## TASK GOAL
Copy each line of the records that holds the string "title".

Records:
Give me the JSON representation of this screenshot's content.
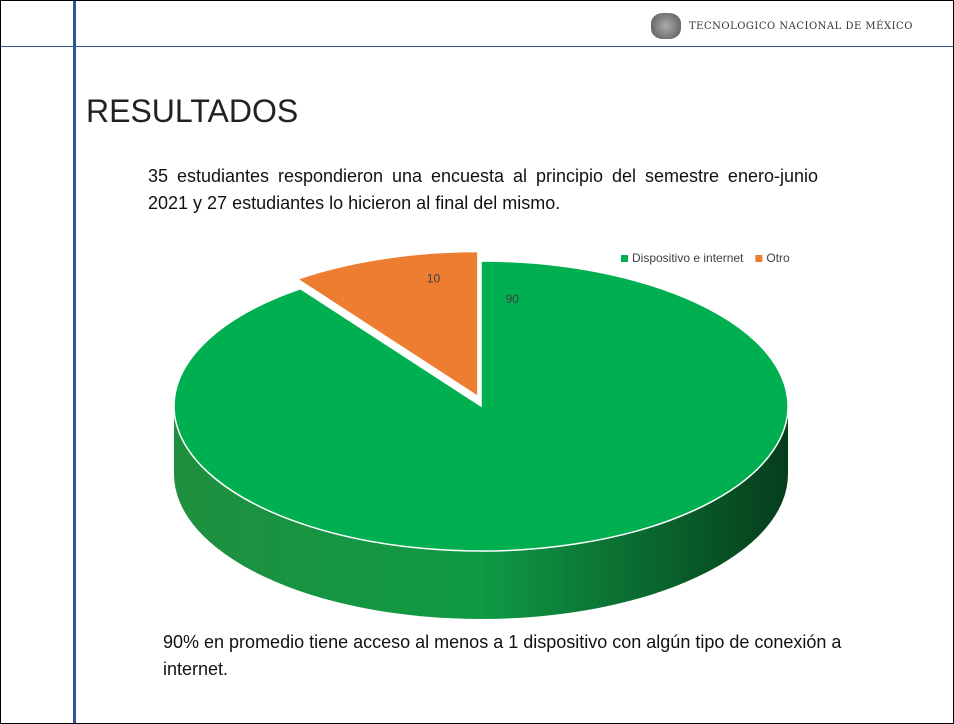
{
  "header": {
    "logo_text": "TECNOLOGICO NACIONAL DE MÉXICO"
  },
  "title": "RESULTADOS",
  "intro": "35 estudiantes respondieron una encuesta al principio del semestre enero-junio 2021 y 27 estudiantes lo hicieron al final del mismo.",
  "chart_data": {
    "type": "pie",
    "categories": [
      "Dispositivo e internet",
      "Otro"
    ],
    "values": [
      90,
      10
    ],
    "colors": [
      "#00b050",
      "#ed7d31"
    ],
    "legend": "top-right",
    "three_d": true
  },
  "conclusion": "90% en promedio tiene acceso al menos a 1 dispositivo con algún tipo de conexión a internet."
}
---
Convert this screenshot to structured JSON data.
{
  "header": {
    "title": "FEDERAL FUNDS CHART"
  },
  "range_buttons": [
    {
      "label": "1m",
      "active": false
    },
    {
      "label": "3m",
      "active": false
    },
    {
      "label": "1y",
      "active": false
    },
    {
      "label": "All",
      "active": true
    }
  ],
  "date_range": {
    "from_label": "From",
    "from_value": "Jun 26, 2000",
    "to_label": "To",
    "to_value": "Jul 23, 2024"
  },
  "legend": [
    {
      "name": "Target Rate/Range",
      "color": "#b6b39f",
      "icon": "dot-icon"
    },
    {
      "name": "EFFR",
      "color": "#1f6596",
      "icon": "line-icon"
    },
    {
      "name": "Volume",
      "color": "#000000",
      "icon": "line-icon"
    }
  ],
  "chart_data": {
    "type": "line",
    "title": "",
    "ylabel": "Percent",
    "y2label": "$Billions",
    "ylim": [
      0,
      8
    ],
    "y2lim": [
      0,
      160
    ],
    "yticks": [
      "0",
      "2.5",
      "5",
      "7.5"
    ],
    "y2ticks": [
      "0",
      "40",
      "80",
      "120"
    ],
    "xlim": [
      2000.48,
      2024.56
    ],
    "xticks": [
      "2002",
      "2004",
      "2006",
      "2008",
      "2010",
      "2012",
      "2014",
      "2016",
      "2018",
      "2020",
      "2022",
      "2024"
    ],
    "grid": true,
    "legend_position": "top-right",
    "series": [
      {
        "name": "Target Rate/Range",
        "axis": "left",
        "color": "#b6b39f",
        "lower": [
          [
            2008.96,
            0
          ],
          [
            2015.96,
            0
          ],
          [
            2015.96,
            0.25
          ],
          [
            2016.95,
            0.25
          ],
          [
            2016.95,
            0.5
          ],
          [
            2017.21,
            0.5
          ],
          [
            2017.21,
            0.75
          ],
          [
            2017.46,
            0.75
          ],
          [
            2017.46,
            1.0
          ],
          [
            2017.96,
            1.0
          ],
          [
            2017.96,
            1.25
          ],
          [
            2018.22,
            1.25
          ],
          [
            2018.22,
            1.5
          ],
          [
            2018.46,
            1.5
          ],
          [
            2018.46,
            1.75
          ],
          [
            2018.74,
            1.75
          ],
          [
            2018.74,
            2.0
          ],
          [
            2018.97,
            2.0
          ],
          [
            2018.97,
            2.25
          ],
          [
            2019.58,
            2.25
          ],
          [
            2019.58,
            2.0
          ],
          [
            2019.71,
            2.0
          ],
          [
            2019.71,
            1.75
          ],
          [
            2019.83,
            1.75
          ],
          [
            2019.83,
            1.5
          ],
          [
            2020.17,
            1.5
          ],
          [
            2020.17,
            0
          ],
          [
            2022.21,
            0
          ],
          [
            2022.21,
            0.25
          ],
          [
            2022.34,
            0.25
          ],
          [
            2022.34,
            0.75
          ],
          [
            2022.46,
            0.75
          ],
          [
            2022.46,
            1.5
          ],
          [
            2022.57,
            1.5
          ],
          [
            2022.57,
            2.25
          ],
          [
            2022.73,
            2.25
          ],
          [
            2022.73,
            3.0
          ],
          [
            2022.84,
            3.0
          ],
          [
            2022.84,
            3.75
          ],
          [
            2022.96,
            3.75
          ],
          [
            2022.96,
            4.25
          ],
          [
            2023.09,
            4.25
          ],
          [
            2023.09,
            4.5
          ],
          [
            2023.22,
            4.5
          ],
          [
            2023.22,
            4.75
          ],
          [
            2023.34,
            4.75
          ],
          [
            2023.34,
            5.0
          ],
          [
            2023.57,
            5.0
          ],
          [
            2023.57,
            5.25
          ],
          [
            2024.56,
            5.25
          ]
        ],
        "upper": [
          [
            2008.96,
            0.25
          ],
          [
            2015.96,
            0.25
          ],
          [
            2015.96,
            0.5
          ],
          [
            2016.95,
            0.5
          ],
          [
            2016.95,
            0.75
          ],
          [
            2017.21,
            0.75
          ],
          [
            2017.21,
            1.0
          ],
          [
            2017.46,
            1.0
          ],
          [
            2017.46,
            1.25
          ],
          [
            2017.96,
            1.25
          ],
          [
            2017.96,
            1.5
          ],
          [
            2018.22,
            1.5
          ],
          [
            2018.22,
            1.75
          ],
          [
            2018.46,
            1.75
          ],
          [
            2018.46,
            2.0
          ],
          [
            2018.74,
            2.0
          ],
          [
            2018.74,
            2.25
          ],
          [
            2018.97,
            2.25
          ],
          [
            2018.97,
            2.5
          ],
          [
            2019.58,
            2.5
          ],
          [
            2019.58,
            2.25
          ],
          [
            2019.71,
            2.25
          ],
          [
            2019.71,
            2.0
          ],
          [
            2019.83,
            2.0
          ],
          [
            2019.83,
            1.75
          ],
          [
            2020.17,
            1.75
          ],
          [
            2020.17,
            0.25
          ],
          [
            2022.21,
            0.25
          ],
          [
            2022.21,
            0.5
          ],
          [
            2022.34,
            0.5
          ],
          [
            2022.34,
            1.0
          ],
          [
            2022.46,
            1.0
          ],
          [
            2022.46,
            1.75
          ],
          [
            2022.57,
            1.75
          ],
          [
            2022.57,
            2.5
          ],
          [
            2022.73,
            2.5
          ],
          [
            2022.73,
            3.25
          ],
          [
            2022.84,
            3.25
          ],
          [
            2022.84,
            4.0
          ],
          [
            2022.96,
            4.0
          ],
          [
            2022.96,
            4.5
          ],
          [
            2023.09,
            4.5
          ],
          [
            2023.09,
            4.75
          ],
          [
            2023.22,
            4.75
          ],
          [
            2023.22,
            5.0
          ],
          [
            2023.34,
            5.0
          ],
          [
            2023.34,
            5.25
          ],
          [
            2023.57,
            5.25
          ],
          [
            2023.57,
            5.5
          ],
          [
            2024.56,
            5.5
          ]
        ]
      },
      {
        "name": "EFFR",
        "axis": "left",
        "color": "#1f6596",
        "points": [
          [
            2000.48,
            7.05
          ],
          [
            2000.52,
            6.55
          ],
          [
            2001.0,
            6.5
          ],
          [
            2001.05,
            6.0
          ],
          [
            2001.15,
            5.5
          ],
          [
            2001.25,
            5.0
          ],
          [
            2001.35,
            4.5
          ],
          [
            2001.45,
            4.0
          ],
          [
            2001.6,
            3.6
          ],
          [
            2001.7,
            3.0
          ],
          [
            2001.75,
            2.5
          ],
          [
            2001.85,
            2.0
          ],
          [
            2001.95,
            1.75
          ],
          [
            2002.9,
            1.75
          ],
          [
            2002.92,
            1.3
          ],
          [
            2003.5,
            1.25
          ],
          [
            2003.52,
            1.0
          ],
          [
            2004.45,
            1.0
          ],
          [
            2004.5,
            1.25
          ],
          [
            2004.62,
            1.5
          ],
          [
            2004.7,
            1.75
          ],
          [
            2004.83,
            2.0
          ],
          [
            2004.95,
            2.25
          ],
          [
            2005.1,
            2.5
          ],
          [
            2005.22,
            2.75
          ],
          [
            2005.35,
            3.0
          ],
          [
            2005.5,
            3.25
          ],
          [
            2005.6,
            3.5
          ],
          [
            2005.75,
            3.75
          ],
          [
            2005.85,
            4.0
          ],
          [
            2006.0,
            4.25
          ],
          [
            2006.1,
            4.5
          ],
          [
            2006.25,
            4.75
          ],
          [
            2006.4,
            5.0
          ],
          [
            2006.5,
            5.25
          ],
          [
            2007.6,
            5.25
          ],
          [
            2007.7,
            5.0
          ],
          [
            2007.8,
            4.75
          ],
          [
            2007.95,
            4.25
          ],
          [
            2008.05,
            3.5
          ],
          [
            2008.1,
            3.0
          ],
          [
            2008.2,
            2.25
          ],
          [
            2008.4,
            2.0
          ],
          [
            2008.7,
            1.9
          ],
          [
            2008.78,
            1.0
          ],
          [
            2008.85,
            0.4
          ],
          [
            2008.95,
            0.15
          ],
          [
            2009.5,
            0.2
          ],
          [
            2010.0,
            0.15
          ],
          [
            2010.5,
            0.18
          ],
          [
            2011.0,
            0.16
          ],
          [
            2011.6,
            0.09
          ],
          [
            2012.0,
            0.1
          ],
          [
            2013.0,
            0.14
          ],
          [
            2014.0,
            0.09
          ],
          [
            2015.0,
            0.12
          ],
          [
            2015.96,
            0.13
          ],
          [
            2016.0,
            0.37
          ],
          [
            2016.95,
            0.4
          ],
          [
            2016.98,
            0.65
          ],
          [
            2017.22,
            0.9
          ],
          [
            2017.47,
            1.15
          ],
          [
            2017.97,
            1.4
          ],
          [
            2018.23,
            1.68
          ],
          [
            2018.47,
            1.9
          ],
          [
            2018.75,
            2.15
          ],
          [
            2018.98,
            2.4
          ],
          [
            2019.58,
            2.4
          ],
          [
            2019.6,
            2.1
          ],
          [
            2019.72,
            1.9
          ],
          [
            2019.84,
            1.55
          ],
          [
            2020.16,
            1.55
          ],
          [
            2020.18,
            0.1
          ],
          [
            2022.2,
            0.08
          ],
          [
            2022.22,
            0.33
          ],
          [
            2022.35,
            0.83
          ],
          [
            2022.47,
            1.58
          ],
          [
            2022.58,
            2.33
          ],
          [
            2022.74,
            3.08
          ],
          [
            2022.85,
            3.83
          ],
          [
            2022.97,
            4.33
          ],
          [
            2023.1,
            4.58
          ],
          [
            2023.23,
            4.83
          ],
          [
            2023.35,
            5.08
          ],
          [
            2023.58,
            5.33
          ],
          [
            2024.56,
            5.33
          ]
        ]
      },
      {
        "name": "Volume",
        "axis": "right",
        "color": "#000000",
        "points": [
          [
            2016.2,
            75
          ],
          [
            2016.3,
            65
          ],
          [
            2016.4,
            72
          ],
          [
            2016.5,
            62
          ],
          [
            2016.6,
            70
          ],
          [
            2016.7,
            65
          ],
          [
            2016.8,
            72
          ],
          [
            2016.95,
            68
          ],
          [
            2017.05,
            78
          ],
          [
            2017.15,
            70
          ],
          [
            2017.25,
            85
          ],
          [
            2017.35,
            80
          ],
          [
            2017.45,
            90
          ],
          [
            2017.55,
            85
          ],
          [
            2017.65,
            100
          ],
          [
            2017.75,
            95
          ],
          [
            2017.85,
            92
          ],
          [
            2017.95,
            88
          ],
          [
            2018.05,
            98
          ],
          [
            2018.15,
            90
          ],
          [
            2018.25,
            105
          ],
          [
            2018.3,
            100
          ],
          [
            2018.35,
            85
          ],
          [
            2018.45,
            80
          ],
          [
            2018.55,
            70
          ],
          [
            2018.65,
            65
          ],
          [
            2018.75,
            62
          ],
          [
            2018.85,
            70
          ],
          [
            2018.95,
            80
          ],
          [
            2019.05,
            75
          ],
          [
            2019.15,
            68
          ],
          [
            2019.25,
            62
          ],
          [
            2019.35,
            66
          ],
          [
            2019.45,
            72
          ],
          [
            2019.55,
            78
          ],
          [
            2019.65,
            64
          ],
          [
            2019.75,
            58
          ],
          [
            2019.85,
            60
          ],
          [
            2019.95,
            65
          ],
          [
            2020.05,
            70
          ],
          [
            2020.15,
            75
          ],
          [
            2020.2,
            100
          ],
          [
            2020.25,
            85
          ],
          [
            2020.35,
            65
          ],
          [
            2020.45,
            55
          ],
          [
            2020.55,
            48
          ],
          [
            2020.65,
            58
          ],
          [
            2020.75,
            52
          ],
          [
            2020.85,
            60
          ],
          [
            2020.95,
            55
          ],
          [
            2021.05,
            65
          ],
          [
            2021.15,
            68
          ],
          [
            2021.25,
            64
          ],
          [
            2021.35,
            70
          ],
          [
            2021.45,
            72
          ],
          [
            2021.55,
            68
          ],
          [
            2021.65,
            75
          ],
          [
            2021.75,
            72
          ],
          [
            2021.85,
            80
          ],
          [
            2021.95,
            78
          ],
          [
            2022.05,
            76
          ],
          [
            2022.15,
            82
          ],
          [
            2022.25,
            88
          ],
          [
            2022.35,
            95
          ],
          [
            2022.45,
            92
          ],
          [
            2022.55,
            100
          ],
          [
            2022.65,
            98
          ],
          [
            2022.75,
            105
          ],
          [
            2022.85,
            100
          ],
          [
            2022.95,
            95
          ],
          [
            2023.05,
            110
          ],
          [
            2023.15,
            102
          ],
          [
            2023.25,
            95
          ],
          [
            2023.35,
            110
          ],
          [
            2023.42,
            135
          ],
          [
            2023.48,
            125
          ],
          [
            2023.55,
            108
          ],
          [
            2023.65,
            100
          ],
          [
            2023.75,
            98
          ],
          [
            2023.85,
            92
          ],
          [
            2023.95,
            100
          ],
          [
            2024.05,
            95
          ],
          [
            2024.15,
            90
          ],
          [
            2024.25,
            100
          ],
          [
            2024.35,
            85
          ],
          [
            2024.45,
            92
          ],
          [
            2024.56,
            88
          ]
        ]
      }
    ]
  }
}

## RESPONSE
  "title": "RESULTADOS",
    "title": "FEDERAL FUNDS CHART"
    "title": "",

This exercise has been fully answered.